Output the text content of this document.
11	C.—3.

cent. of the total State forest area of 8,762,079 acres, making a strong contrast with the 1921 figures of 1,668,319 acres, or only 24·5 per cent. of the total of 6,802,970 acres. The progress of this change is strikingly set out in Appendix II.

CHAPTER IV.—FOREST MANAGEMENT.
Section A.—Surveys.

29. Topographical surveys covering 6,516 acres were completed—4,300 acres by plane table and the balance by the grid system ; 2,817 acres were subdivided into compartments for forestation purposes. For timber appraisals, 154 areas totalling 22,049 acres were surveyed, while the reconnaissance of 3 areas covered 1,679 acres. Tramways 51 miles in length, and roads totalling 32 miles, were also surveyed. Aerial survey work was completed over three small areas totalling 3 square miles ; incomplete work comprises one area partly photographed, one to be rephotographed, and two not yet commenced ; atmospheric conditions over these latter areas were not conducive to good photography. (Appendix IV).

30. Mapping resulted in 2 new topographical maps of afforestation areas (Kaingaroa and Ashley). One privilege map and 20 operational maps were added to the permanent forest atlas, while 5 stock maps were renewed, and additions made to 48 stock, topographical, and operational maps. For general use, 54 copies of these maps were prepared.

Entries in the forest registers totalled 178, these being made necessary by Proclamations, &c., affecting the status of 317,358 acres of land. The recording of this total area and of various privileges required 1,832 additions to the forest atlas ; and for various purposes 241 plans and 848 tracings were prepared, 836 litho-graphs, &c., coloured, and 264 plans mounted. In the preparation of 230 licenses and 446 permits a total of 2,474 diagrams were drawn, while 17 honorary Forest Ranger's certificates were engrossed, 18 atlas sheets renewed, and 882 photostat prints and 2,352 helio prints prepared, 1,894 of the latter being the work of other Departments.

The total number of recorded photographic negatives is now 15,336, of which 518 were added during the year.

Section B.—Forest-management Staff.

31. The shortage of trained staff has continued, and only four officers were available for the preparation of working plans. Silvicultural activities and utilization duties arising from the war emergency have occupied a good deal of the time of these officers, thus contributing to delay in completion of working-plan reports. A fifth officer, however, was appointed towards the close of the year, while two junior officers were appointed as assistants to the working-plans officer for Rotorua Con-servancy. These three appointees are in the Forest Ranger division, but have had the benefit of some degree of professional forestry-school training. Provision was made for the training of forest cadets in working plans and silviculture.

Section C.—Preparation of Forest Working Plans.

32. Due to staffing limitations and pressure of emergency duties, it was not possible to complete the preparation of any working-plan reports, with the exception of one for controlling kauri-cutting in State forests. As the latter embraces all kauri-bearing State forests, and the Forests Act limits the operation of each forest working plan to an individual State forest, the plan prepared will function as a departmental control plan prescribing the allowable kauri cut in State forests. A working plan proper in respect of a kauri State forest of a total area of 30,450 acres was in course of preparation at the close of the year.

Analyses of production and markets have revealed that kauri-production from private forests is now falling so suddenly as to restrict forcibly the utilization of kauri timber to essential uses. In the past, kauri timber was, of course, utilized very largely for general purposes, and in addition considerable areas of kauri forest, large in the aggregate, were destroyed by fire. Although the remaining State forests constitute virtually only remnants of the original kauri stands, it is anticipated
----
- **What you should do**
Reproduce the listing above word for word.

- **Reply**
Output the text content of this document.
11	C.—3.

cent. of the total State forest area of 8,762,079 acres, making a strong contrast with the 1921 figures of 1,668,319 acres, or only 24·5 per cent. of the total of 6,802,970 acres. The progress of this change is strikingly set out in Appendix II.

CHAPTER IV.—FOREST MANAGEMENT.
Section A.—Surveys.

29. Topographical surveys covering 6,516 acres were completed—4,300 acres by plane table and the balance by the grid system ; 2,817 acres were subdivided into compartments for forestation purposes. For timber appraisals, 154 areas totalling 22,049 acres were surveyed, while the reconnaissance of 3 areas covered 1,679 acres. Tramways 51 miles in length, and roads totalling 32 miles, were also surveyed. Aerial survey work was completed over three small areas totalling 3 square miles ; incomplete work comprises one area partly photographed, one to be rephotographed, and two not yet commenced ; atmospheric conditions over these latter areas were not conducive to good photography. (Appendix IV).

30. Mapping resulted in 2 new topographical maps of afforestation areas (Kaingaroa and Ashley). One privilege map and 20 operational maps were added to the permanent forest atlas, while 5 stock maps were renewed, and additions made to 48 stock, topographical, and operational maps. For general use, 54 copies of these maps were prepared.

Entries in the forest registers totalled 178, these being made necessary by Proclamations, &c., affecting the status of 317,358 acres of land. The recording of this total area and of various privileges required 1,832 additions to the forest atlas ; and for various purposes 241 plans and 848 tracings were prepared, 836 litho-graphs, &c., coloured, and 264 plans mounted. In the preparation of 230 licenses and 446 permits a total of 2,474 diagrams were drawn, while 17 honorary Forest Ranger's certificates were engrossed, 18 atlas sheets renewed, and 882 photostat prints and 2,352 helio prints prepared, 1,894 of the latter being the work of other Departments.

The total number of recorded photographic negatives is now 15,336, of which 518 were added during the year.

Section B.—Forest-management Staff.

31. The shortage of trained staff has continued, and only four officers were available for the preparation of working plans. Silvicultural activities and utilization duties arising from the war emergency have occupied a good deal of the time of these officers, thus contributing to delay in completion of working-plan reports. A fifth officer, however, was appointed towards the close of the year, while two junior officers were appointed as assistants to the working-plans officer for Rotorua Con-servancy. These three appointees are in the Forest Ranger division, but have had the benefit of some degree of professional forestry-school training. Provision was made for the training of forest cadets in working plans and silviculture.

Section C.—Preparation of Forest Working Plans.

32. Due to staffing limitations and pressure of emergency duties, it was not possible to complete the preparation of any working-plan reports, with the exception of one for controlling kauri-cutting in State forests. As the latter embraces all kauri-bearing State forests, and the Forests Act limits the operation of each forest working plan to an individual State forest, the plan prepared will function as a departmental control plan prescribing the allowable kauri cut in State forests. A working plan proper in respect of a kauri State forest of a total area of 30,450 acres was in course of preparation at the close of the year.

Analyses of production and markets have revealed that kauri-production from private forests is now falling so suddenly as to restrict forcibly the utilization of kauri timber to essential uses. In the past, kauri timber was, of course, utilized very largely for general purposes, and in addition considerable areas of kauri forest, large in the aggregate, were destroyed by fire. Although the remaining State forests constitute virtually only remnants of the original kauri stands, it is anticipated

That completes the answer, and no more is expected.